# Work required
Restate each line of the listing exactly, without carrying over any pictures.

# Data excerpts
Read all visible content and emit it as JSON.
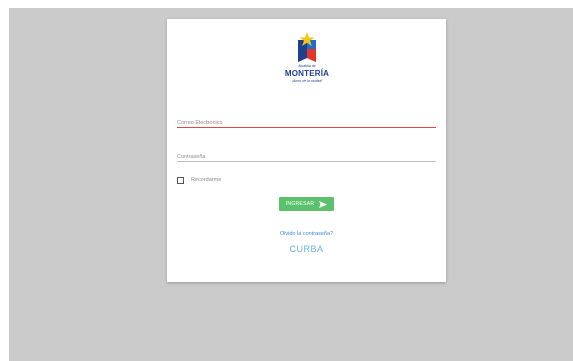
{
  "logo": {
    "subtitle": "Alcaldía de",
    "name": "MONTERÍA",
    "tagline": "¡Amor de la ciudad!"
  },
  "form": {
    "email_placeholder": "Correo Electronico",
    "password_placeholder": "Contraseña",
    "remember_label": "Recordarme",
    "login_label": "INGRESAR",
    "forgot_label": "Olvido la contraseña?"
  },
  "brand": "CURBA",
  "colors": {
    "background": "#cbcbcb",
    "card": "#ffffff",
    "button": "#5cc16d",
    "link": "#3f88d8",
    "brand": "#6aaee8",
    "error_underline": "#e04848"
  },
  "icons": {
    "login": "send-icon",
    "logo": "monteria-flag-star-icon"
  }
}
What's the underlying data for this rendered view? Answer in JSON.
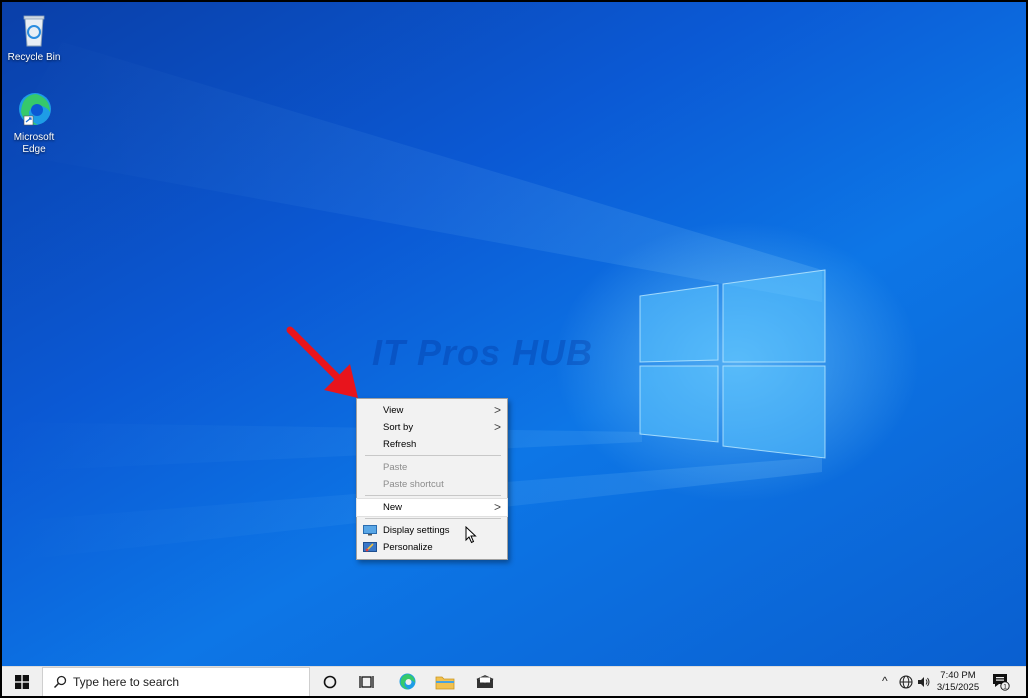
{
  "desktop": {
    "icons": [
      {
        "label": "Recycle Bin"
      },
      {
        "label": "Microsoft Edge"
      }
    ],
    "watermark": "IT Pros HUB"
  },
  "context_menu": {
    "items": [
      {
        "label": "View",
        "submenu": true,
        "disabled": false
      },
      {
        "label": "Sort by",
        "submenu": true,
        "disabled": false
      },
      {
        "label": "Refresh",
        "submenu": false,
        "disabled": false
      },
      {
        "label": "Paste",
        "submenu": false,
        "disabled": true
      },
      {
        "label": "Paste shortcut",
        "submenu": false,
        "disabled": true
      },
      {
        "label": "New",
        "submenu": true,
        "disabled": false
      },
      {
        "label": "Display settings",
        "icon": "display-icon",
        "disabled": false
      },
      {
        "label": "Personalize",
        "icon": "personalize-icon",
        "disabled": false
      }
    ],
    "submenu_chevron": ">"
  },
  "taskbar": {
    "search_placeholder": "Type here to search",
    "pinned": [
      "cortana-icon",
      "task-view-icon",
      "edge-icon",
      "file-explorer-icon",
      "mail-icon"
    ],
    "tray": {
      "chevron": "^",
      "time": "7:40 PM",
      "date": "3/15/2025",
      "notification_count": "1"
    }
  },
  "colors": {
    "desktop_blue": "#0b59d4",
    "menu_bg": "#f2f2f2",
    "taskbar_bg": "#f0f0f0",
    "arrow_red": "#e8141c"
  }
}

# Full solution
Read all visible content and emit it as JSON.
{
  "logo": {
    "subtitle": "Alcaldía de",
    "name": "MONTERÍA",
    "tagline": "¡Amor de la ciudad!"
  },
  "form": {
    "email_placeholder": "Correo Electronico",
    "password_placeholder": "Contraseña",
    "remember_label": "Recordarme",
    "login_label": "INGRESAR",
    "forgot_label": "Olvido la contraseña?"
  },
  "brand": "CURBA",
  "colors": {
    "background": "#cbcbcb",
    "card": "#ffffff",
    "button": "#5cc16d",
    "link": "#3f88d8",
    "brand": "#6aaee8",
    "error_underline": "#e04848"
  },
  "icons": {
    "login": "send-icon",
    "logo": "monteria-flag-star-icon"
  }
}
What's the underlying data for this rendered view? Answer in JSON.
{
  "desktop": {
    "icons": [
      {
        "label": "Recycle Bin"
      },
      {
        "label": "Microsoft Edge"
      }
    ],
    "watermark": "IT Pros HUB"
  },
  "context_menu": {
    "items": [
      {
        "label": "View",
        "submenu": true,
        "disabled": false
      },
      {
        "label": "Sort by",
        "submenu": true,
        "disabled": false
      },
      {
        "label": "Refresh",
        "submenu": false,
        "disabled": false
      },
      {
        "label": "Paste",
        "submenu": false,
        "disabled": true
      },
      {
        "label": "Paste shortcut",
        "submenu": false,
        "disabled": true
      },
      {
        "label": "New",
        "submenu": true,
        "disabled": false
      },
      {
        "label": "Display settings",
        "icon": "display-icon",
        "disabled": false
      },
      {
        "label": "Personalize",
        "icon": "personalize-icon",
        "disabled": false
      }
    ],
    "submenu_chevron": ">"
  },
  "taskbar": {
    "search_placeholder": "Type here to search",
    "pinned": [
      "cortana-icon",
      "task-view-icon",
      "edge-icon",
      "file-explorer-icon",
      "mail-icon"
    ],
    "tray": {
      "chevron": "^",
      "time": "7:40 PM",
      "date": "3/15/2025",
      "notification_count": "1"
    }
  },
  "colors": {
    "desktop_blue": "#0b59d4",
    "menu_bg": "#f2f2f2",
    "taskbar_bg": "#f0f0f0",
    "arrow_red": "#e8141c"
  }
}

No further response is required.